In your copy, reproduce the entries exactly as they are, minus the images.

MATERIAL:
** Start **

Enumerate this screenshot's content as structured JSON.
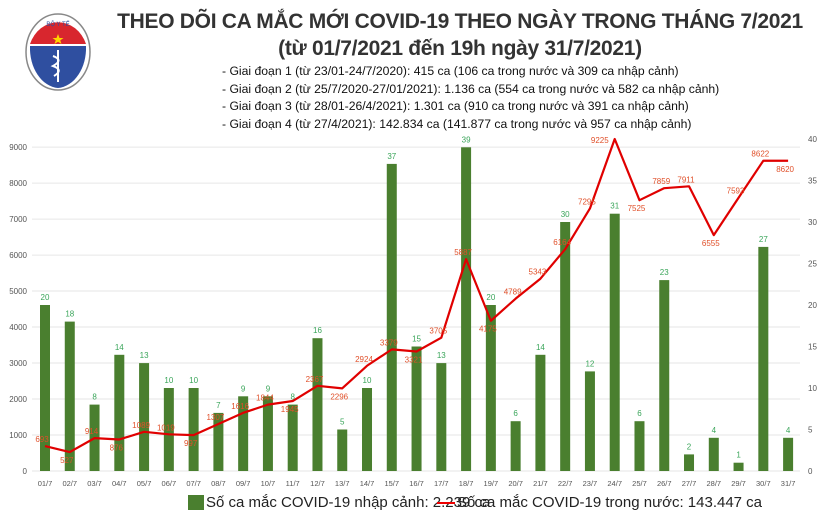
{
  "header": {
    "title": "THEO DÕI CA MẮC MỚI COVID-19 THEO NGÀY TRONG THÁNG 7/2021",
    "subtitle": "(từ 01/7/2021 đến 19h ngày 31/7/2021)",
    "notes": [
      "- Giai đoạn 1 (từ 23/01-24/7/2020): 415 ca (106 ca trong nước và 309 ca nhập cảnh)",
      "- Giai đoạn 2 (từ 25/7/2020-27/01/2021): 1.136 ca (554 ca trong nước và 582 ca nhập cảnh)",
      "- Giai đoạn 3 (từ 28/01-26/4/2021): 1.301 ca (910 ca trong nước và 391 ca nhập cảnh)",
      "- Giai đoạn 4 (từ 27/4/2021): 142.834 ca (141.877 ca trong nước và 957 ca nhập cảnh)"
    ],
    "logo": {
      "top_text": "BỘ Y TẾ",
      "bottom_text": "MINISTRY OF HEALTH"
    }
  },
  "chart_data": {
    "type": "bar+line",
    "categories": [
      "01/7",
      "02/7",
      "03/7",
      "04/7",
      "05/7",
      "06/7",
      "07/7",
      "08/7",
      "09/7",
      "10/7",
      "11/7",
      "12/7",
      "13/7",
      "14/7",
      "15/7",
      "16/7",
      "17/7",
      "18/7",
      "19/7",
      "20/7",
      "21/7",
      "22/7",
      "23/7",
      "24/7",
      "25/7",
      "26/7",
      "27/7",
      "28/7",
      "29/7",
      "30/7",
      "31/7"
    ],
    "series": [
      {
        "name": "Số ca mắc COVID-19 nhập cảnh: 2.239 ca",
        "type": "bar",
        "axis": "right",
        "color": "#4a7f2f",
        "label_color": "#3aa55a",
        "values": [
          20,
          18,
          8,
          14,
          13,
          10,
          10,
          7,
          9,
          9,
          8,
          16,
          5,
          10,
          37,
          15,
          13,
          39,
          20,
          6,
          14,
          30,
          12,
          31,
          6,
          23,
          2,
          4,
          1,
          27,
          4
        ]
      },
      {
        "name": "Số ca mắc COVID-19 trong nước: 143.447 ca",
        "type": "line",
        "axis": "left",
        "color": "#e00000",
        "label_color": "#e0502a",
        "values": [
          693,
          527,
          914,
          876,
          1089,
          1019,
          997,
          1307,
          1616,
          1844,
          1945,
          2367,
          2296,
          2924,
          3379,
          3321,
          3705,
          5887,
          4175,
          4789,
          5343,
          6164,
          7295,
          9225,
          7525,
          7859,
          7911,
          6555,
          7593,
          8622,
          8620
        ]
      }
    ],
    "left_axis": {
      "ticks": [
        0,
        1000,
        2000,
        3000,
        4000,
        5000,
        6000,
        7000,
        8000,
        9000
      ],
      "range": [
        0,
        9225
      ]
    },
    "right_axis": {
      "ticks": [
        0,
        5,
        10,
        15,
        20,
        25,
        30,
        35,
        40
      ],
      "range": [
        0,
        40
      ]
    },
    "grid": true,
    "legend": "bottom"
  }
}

** End **

TASK SOLUTION:
Enumerate this screenshot's content as structured JSON.
{
  "header": {
    "title": "THEO DÕI CA MẮC MỚI COVID-19 THEO NGÀY TRONG THÁNG 7/2021",
    "subtitle": "(từ 01/7/2021 đến 19h ngày 31/7/2021)",
    "notes": [
      "- Giai đoạn 1 (từ 23/01-24/7/2020): 415 ca (106 ca trong nước và 309 ca nhập cảnh)",
      "- Giai đoạn 2 (từ 25/7/2020-27/01/2021): 1.136 ca (554 ca trong nước và 582 ca nhập cảnh)",
      "- Giai đoạn 3 (từ 28/01-26/4/2021): 1.301 ca (910 ca trong nước và 391 ca nhập cảnh)",
      "- Giai đoạn 4 (từ 27/4/2021): 142.834 ca (141.877 ca trong nước và 957 ca nhập cảnh)"
    ],
    "logo": {
      "top_text": "BỘ Y TẾ",
      "bottom_text": "MINISTRY OF HEALTH"
    }
  },
  "chart_data": {
    "type": "bar+line",
    "categories": [
      "01/7",
      "02/7",
      "03/7",
      "04/7",
      "05/7",
      "06/7",
      "07/7",
      "08/7",
      "09/7",
      "10/7",
      "11/7",
      "12/7",
      "13/7",
      "14/7",
      "15/7",
      "16/7",
      "17/7",
      "18/7",
      "19/7",
      "20/7",
      "21/7",
      "22/7",
      "23/7",
      "24/7",
      "25/7",
      "26/7",
      "27/7",
      "28/7",
      "29/7",
      "30/7",
      "31/7"
    ],
    "series": [
      {
        "name": "Số ca mắc COVID-19 nhập cảnh: 2.239 ca",
        "type": "bar",
        "axis": "right",
        "color": "#4a7f2f",
        "label_color": "#3aa55a",
        "values": [
          20,
          18,
          8,
          14,
          13,
          10,
          10,
          7,
          9,
          9,
          8,
          16,
          5,
          10,
          37,
          15,
          13,
          39,
          20,
          6,
          14,
          30,
          12,
          31,
          6,
          23,
          2,
          4,
          1,
          27,
          4
        ]
      },
      {
        "name": "Số ca mắc COVID-19 trong nước: 143.447 ca",
        "type": "line",
        "axis": "left",
        "color": "#e00000",
        "label_color": "#e0502a",
        "values": [
          693,
          527,
          914,
          876,
          1089,
          1019,
          997,
          1307,
          1616,
          1844,
          1945,
          2367,
          2296,
          2924,
          3379,
          3321,
          3705,
          5887,
          4175,
          4789,
          5343,
          6164,
          7295,
          9225,
          7525,
          7859,
          7911,
          6555,
          7593,
          8622,
          8620
        ]
      }
    ],
    "left_axis": {
      "ticks": [
        0,
        1000,
        2000,
        3000,
        4000,
        5000,
        6000,
        7000,
        8000,
        9000
      ],
      "range": [
        0,
        9225
      ]
    },
    "right_axis": {
      "ticks": [
        0,
        5,
        10,
        15,
        20,
        25,
        30,
        35,
        40
      ],
      "range": [
        0,
        40
      ]
    },
    "grid": true,
    "legend": "bottom"
  }
}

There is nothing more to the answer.